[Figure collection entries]
====

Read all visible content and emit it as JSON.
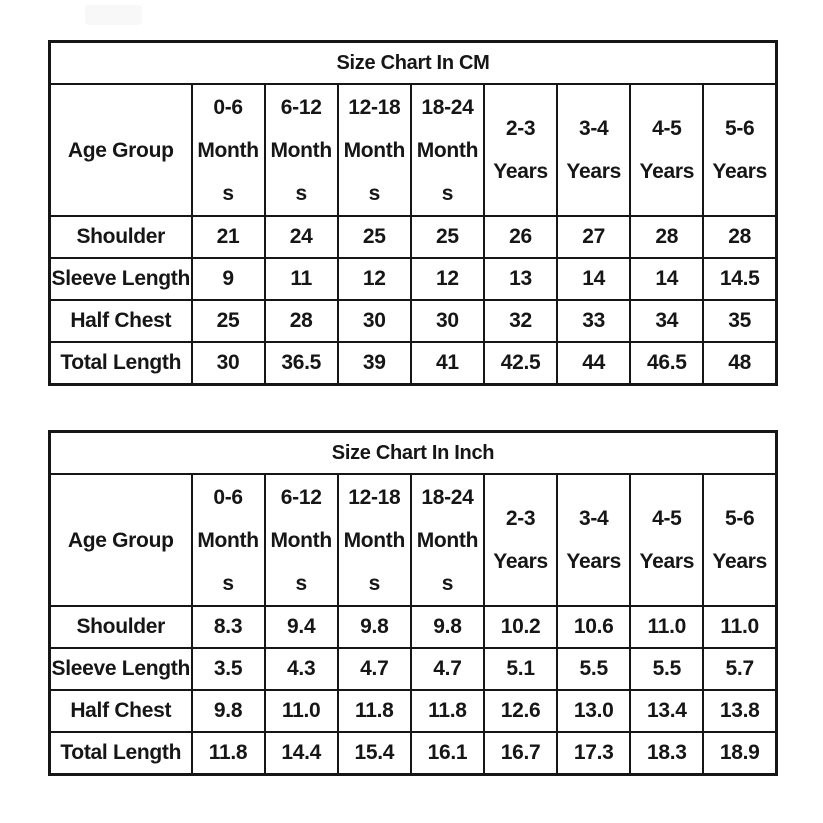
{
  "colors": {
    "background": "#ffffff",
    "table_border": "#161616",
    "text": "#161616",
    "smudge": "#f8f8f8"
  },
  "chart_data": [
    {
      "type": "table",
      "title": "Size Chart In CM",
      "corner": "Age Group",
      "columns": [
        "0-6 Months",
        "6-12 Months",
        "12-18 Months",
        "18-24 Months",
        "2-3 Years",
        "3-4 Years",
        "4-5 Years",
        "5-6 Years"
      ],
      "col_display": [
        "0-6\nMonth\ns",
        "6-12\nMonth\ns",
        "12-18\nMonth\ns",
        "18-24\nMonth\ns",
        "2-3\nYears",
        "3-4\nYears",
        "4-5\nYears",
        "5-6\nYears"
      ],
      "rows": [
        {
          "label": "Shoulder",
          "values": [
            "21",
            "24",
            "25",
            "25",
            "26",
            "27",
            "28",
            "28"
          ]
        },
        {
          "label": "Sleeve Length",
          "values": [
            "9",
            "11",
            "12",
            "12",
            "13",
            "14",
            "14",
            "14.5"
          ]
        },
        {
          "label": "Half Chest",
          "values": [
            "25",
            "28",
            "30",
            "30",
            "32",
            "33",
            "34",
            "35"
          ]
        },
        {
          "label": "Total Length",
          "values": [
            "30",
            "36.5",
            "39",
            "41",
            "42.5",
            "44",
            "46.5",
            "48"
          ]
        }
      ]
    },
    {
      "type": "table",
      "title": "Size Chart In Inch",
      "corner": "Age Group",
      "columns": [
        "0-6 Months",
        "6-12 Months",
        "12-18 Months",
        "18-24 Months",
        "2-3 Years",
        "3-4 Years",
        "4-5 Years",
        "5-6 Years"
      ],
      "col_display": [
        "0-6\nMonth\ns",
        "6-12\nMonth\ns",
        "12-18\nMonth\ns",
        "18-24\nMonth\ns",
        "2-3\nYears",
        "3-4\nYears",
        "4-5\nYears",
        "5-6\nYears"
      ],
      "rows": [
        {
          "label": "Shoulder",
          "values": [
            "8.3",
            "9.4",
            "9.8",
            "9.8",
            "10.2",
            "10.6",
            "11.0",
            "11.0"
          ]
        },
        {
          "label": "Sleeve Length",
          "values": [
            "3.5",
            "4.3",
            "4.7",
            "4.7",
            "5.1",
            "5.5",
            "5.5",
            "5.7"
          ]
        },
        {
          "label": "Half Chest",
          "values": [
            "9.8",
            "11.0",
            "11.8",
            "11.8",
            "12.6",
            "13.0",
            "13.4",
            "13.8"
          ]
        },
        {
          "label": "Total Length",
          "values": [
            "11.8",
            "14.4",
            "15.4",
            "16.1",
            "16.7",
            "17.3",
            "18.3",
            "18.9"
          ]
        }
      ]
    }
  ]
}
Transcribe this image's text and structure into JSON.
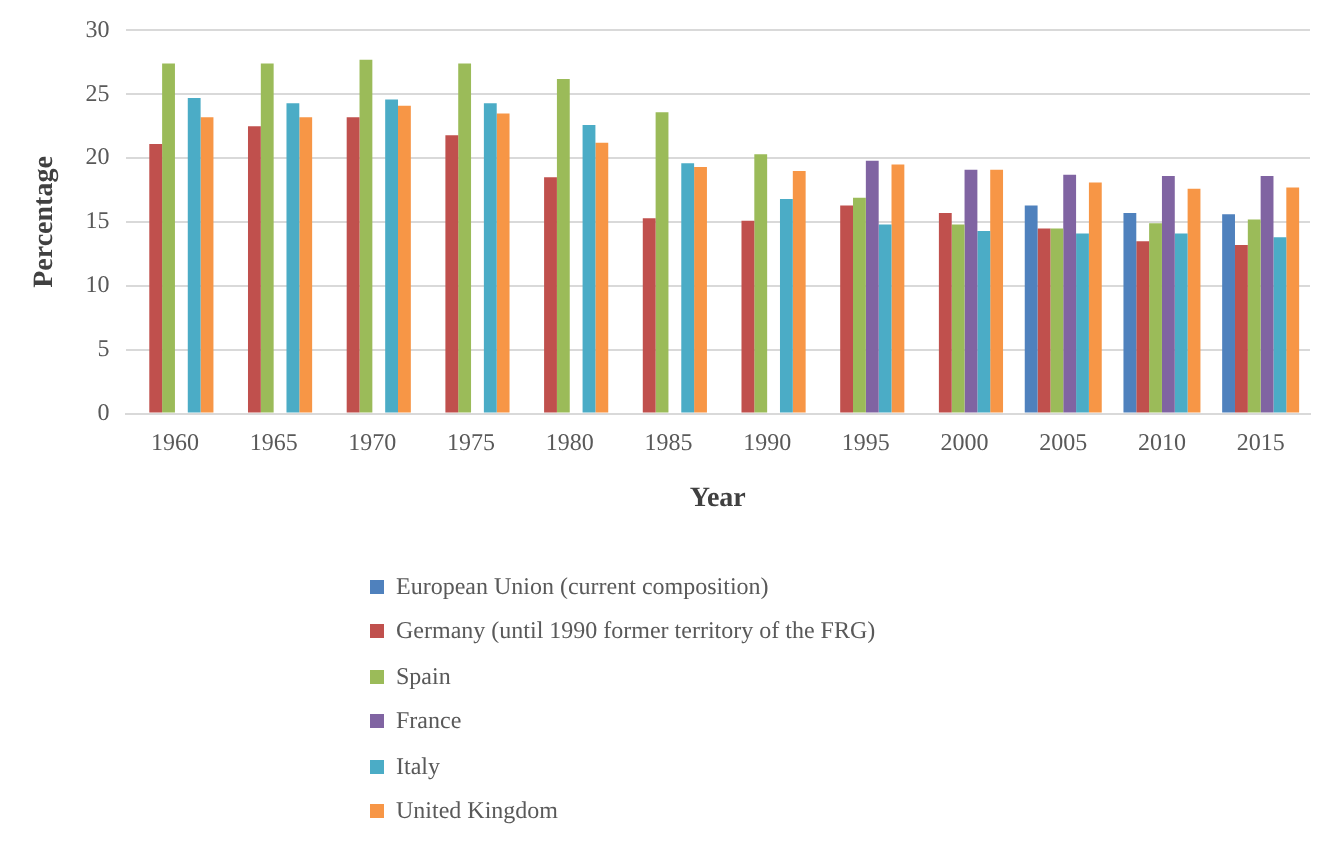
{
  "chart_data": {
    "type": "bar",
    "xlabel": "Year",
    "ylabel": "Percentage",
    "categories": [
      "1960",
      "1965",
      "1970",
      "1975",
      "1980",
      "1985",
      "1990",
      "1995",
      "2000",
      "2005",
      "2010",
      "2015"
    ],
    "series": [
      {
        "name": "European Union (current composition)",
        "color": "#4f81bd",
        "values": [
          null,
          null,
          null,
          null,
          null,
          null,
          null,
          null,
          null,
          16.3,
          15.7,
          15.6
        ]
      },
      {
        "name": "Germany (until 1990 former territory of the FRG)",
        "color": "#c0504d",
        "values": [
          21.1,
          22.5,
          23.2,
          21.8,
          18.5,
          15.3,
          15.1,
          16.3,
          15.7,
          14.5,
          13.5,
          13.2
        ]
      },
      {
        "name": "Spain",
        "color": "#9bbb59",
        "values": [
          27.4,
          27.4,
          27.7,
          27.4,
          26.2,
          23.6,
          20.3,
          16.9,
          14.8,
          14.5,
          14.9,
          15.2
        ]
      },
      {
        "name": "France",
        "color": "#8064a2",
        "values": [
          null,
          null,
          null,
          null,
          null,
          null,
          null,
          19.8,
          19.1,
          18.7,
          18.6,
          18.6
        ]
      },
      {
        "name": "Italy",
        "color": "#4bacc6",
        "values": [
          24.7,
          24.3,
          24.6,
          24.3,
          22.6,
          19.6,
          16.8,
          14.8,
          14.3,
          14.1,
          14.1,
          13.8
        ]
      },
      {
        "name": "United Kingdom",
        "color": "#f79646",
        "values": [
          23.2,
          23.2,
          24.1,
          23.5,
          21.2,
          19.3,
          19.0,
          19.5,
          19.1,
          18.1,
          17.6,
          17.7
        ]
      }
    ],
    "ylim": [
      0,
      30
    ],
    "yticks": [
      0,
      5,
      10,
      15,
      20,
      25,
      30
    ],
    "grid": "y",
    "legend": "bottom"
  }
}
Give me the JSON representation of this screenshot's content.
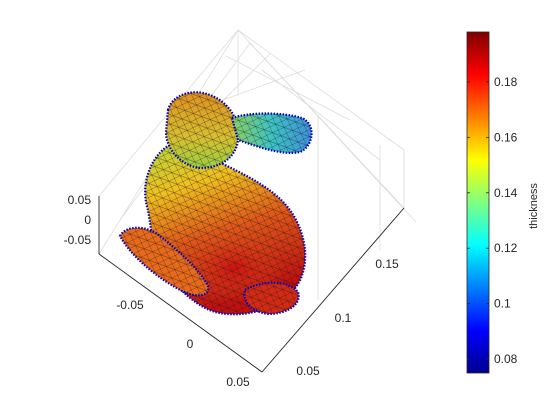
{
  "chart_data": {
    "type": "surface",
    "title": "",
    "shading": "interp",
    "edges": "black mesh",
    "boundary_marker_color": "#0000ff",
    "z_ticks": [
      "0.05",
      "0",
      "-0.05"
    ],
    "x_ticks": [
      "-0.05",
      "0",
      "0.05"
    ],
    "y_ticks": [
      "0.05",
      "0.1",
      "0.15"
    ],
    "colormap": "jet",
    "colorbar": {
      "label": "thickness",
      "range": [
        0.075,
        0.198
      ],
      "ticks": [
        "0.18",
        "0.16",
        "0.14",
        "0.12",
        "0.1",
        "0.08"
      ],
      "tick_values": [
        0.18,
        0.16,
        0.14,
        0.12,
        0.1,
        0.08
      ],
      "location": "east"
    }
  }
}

====

**What this task involves**
Using the listing above, copy exactly the lines from the one that contains "Give me the" through its last line, both included, but not the pictures.

**Result of this exercise**
Give me the JSON representation of this screenshot's content.
{
  "chart_data": {
    "type": "surface",
    "title": "",
    "shading": "interp",
    "edges": "black mesh",
    "boundary_marker_color": "#0000ff",
    "z_ticks": [
      "0.05",
      "0",
      "-0.05"
    ],
    "x_ticks": [
      "-0.05",
      "0",
      "0.05"
    ],
    "y_ticks": [
      "0.05",
      "0.1",
      "0.15"
    ],
    "colormap": "jet",
    "colorbar": {
      "label": "thickness",
      "range": [
        0.075,
        0.198
      ],
      "ticks": [
        "0.18",
        "0.16",
        "0.14",
        "0.12",
        "0.1",
        "0.08"
      ],
      "tick_values": [
        0.18,
        0.16,
        0.14,
        0.12,
        0.1,
        0.08
      ],
      "location": "east"
    }
  }
}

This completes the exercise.